## START Material for the task

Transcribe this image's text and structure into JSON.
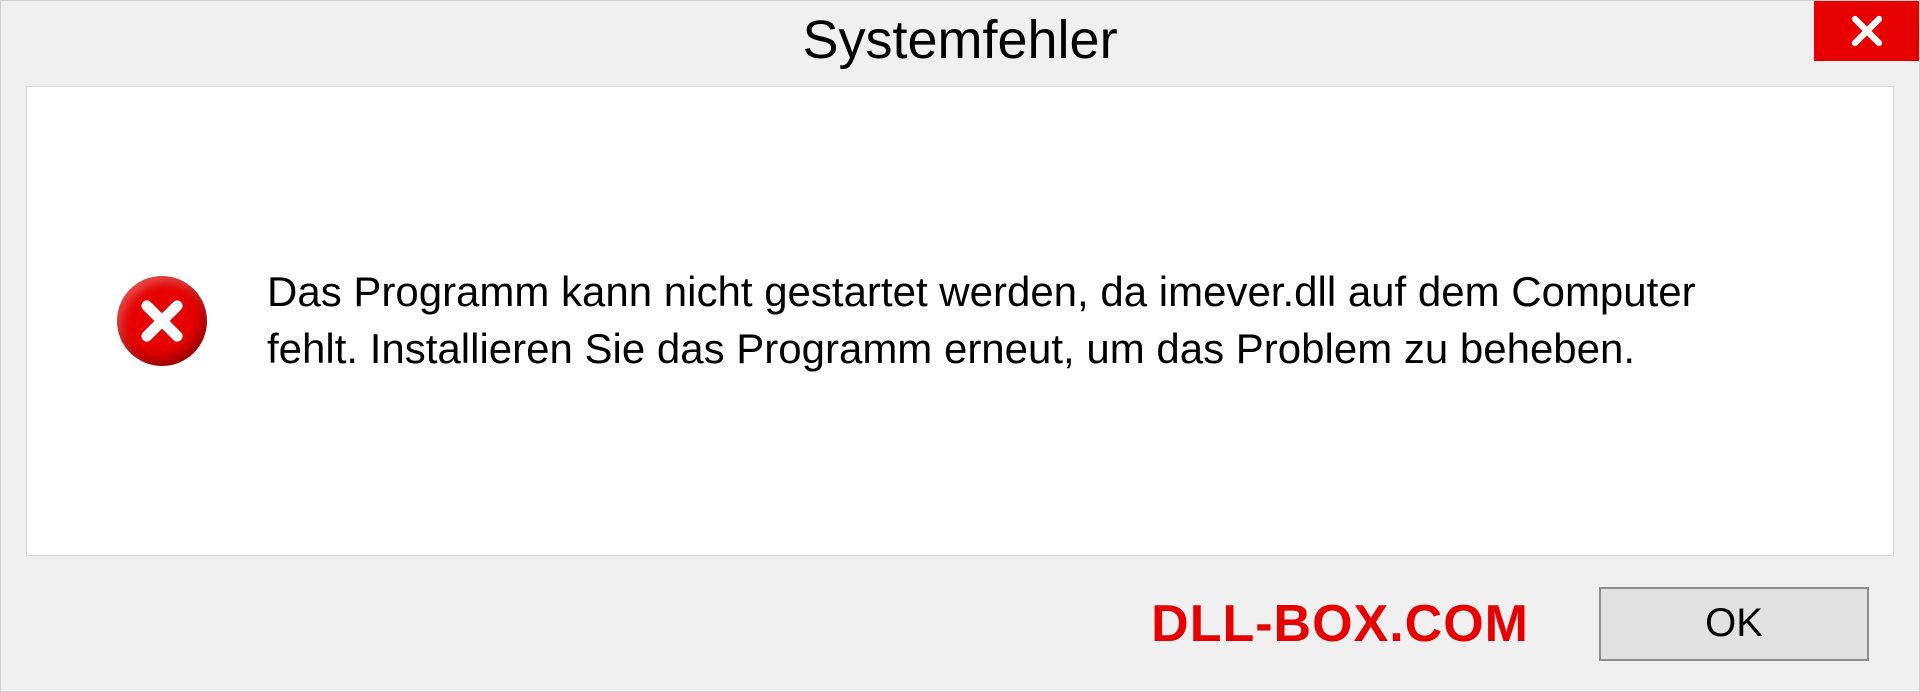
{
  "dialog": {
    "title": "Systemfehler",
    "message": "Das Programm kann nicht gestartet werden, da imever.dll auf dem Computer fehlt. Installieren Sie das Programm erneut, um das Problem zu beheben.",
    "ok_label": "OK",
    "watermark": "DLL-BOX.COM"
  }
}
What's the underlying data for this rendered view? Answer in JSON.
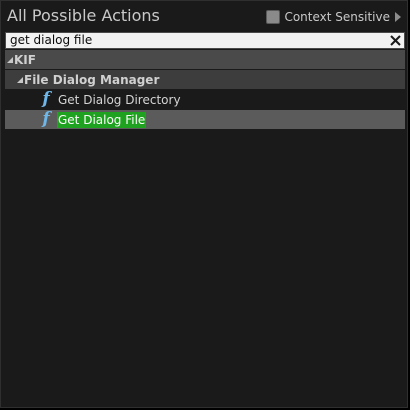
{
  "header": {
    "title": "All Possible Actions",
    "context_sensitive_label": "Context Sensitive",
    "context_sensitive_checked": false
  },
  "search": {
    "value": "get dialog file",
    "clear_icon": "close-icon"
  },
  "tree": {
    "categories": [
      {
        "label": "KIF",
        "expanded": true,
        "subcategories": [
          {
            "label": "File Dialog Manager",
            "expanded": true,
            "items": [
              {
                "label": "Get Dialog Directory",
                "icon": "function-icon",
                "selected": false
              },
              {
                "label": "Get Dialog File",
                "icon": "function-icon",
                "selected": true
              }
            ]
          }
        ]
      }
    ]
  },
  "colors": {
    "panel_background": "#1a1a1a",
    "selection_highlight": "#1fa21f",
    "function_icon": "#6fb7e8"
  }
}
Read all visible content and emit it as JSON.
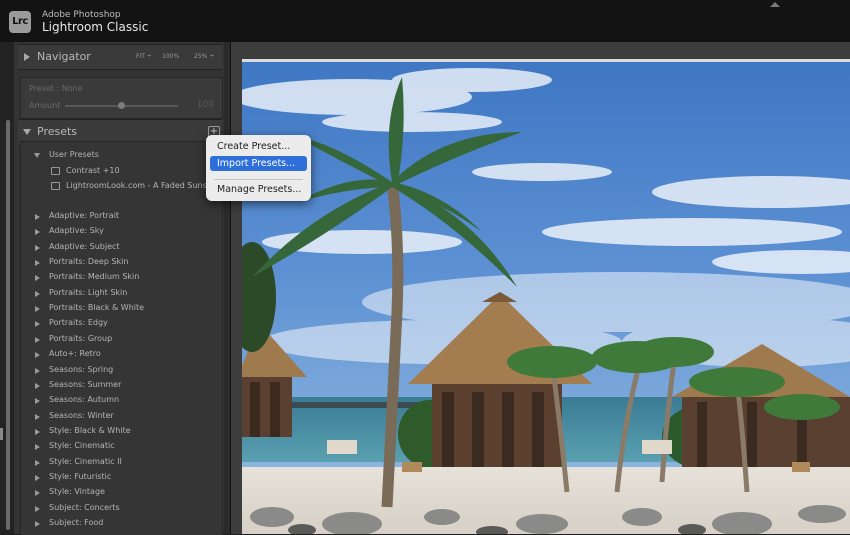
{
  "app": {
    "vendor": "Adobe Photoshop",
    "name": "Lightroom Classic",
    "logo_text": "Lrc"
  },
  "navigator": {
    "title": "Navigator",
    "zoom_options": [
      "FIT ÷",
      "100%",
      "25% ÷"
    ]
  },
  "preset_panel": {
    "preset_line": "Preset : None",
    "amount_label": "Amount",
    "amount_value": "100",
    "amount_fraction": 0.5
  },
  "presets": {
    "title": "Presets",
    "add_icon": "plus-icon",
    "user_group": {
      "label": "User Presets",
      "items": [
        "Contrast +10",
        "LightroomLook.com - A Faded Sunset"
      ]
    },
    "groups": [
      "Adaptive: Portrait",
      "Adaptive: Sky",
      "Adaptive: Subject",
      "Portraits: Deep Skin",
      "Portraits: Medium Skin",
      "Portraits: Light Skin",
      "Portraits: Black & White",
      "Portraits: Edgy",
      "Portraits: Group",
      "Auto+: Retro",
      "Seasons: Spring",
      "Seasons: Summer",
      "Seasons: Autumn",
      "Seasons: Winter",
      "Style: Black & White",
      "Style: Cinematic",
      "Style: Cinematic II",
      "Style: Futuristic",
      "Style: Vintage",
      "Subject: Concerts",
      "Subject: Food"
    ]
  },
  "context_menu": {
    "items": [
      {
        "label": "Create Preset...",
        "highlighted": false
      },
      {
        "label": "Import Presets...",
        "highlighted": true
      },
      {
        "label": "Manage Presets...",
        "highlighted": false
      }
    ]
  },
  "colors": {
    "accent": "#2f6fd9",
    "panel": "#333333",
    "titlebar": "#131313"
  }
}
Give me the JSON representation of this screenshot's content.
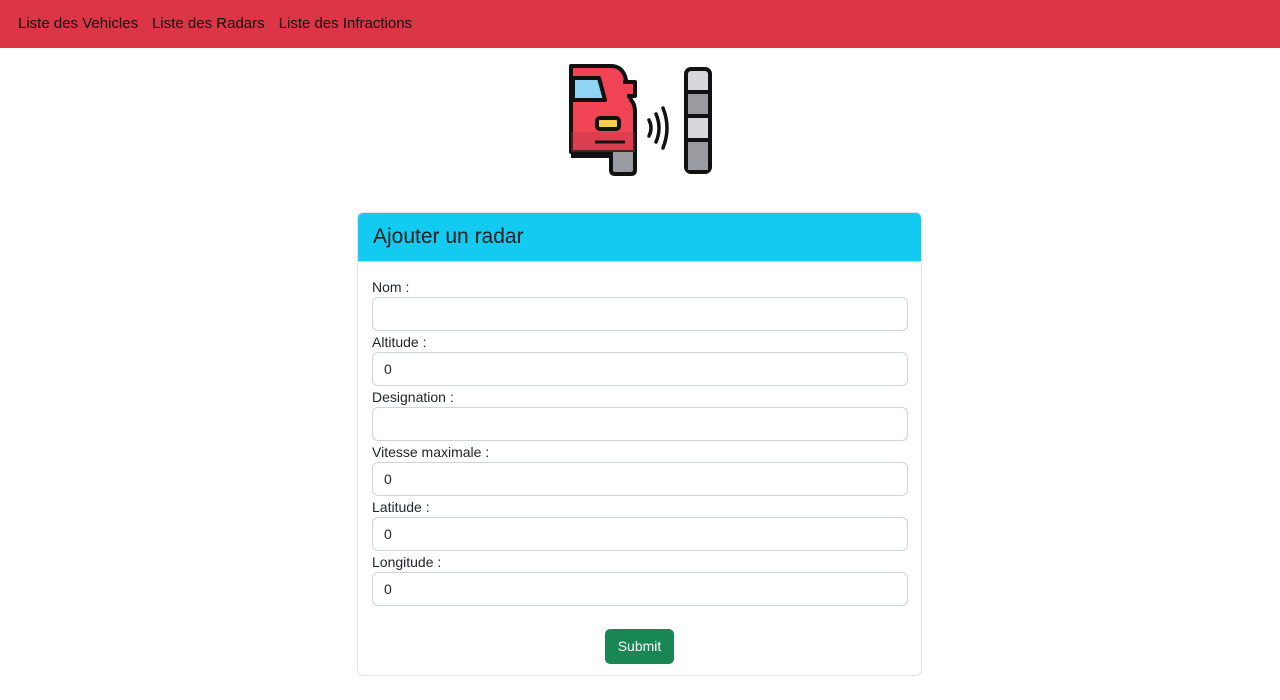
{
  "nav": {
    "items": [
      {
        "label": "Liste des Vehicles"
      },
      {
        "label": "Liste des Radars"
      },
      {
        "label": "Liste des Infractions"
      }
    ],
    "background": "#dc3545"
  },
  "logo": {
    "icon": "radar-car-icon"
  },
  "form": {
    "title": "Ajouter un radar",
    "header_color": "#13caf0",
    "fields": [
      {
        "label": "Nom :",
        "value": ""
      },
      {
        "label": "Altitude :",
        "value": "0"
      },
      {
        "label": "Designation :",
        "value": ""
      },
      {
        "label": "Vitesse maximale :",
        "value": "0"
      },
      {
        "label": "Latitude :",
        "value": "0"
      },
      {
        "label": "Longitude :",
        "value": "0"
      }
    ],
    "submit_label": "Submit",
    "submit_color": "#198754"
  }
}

## END Material for the task

Your task:
Take only the line containing "Give me the" and every line after it to the end of the entries, and copy them exactly, pictures excluded.

Solution to this problem:
Give me the JSON representation of this screenshot's content.
{
  "nav": {
    "items": [
      {
        "label": "Liste des Vehicles"
      },
      {
        "label": "Liste des Radars"
      },
      {
        "label": "Liste des Infractions"
      }
    ],
    "background": "#dc3545"
  },
  "logo": {
    "icon": "radar-car-icon"
  },
  "form": {
    "title": "Ajouter un radar",
    "header_color": "#13caf0",
    "fields": [
      {
        "label": "Nom :",
        "value": ""
      },
      {
        "label": "Altitude :",
        "value": "0"
      },
      {
        "label": "Designation :",
        "value": ""
      },
      {
        "label": "Vitesse maximale :",
        "value": "0"
      },
      {
        "label": "Latitude :",
        "value": "0"
      },
      {
        "label": "Longitude :",
        "value": "0"
      }
    ],
    "submit_label": "Submit",
    "submit_color": "#198754"
  }
}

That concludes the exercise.